Exactly reproduce each entry, leaving out nothing.

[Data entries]
+===+

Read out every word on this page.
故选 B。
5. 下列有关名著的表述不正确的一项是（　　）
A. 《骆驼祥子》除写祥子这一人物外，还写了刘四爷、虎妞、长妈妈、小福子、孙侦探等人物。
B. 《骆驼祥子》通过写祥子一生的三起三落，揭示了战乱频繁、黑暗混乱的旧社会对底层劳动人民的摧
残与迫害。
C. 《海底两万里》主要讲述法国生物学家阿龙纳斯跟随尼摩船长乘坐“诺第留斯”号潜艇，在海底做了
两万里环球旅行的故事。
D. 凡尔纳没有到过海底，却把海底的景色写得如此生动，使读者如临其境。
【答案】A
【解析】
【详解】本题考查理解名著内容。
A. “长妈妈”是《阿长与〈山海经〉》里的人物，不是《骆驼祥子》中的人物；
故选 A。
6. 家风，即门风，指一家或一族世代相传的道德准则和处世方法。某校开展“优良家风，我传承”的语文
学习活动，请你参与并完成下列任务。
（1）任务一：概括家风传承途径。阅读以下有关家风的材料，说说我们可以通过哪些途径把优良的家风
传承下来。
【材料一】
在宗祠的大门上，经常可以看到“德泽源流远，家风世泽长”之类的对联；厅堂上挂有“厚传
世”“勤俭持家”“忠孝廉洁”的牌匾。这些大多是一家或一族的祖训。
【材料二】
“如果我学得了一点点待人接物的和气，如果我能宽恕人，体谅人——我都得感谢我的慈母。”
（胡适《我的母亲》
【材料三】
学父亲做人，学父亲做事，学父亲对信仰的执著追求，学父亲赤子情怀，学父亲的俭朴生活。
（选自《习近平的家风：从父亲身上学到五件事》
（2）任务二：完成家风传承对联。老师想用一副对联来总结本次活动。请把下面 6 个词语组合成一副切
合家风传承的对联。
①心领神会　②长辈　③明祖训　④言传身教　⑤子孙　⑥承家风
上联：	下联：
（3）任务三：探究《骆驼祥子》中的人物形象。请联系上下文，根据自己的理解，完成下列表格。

+===+

#### [RIGHT ANSWER]
Read out every word on this page.
故选 B。
5. 下列有关名著的表述不正确的一项是（　　）
A. 《骆驼祥子》除写祥子这一人物外，还写了刘四爷、虎妞、长妈妈、小福子、孙侦探等人物。
B. 《骆驼祥子》通过写祥子一生的三起三落，揭示了战乱频繁、黑暗混乱的旧社会对底层劳动人民的摧
残与迫害。
C. 《海底两万里》主要讲述法国生物学家阿龙纳斯跟随尼摩船长乘坐“诺第留斯”号潜艇，在海底做了
两万里环球旅行的故事。
D. 凡尔纳没有到过海底，却把海底的景色写得如此生动，使读者如临其境。
【答案】A
【解析】
【详解】本题考查理解名著内容。
A. “长妈妈”是《阿长与〈山海经〉》里的人物，不是《骆驼祥子》中的人物；
故选 A。
6. 家风，即门风，指一家或一族世代相传的道德准则和处世方法。某校开展“优良家风，我传承”的语文
学习活动，请你参与并完成下列任务。
（1）任务一：概括家风传承途径。阅读以下有关家风的材料，说说我们可以通过哪些途径把优良的家风
传承下来。
【材料一】
在宗祠的大门上，经常可以看到“德泽源流远，家风世泽长”之类的对联；厅堂上挂有“厚传
世”“勤俭持家”“忠孝廉洁”的牌匾。这些大多是一家或一族的祖训。
【材料二】
“如果我学得了一点点待人接物的和气，如果我能宽恕人，体谅人——我都得感谢我的慈母。”
（胡适《我的母亲》
【材料三】
学父亲做人，学父亲做事，学父亲对信仰的执著追求，学父亲赤子情怀，学父亲的俭朴生活。
（选自《习近平的家风：从父亲身上学到五件事》
（2）任务二：完成家风传承对联。老师想用一副对联来总结本次活动。请把下面 6 个词语组合成一副切
合家风传承的对联。
①心领神会　②长辈　③明祖训　④言传身教　⑤子孙　⑥承家风
上联：	下联：
（3）任务三：探究《骆驼祥子》中的人物形象。请联系上下文，根据自己的理解，完成下列表格。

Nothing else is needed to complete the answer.